Dataset excerpt
◇ ◇ ◇

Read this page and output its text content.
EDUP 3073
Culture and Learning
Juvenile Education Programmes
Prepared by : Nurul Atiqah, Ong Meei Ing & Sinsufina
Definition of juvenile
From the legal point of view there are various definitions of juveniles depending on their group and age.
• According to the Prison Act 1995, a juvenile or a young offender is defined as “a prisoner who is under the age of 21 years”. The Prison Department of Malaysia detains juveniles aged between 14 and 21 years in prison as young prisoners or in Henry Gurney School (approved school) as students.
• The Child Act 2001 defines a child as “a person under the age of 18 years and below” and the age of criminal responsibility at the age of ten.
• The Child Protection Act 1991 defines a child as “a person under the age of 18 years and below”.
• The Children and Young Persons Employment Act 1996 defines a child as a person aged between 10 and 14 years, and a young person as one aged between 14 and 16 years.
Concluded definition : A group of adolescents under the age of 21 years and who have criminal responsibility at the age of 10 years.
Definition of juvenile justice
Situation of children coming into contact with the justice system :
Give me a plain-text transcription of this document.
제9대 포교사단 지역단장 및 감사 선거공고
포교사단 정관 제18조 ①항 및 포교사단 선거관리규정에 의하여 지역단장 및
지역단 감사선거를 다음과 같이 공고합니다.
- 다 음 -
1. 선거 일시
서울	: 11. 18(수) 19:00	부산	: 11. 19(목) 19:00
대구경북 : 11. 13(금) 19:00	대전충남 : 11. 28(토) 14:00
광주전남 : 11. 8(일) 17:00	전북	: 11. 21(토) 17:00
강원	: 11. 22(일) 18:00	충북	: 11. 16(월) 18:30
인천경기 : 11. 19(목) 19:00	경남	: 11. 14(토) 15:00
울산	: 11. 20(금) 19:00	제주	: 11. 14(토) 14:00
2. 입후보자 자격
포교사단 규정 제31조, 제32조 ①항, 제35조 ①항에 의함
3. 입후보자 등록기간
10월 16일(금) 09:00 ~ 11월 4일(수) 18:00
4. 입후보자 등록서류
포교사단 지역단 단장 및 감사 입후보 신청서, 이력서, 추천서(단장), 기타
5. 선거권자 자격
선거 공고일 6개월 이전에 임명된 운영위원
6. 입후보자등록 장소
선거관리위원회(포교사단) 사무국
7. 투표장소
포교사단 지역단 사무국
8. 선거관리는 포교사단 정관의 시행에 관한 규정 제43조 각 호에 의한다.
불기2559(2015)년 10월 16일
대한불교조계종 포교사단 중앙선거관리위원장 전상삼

◇ ◇ ◇

# Aim
Note how many lines in the material hold the word "person", and give that number with nothing added.

# Response for this exercise
3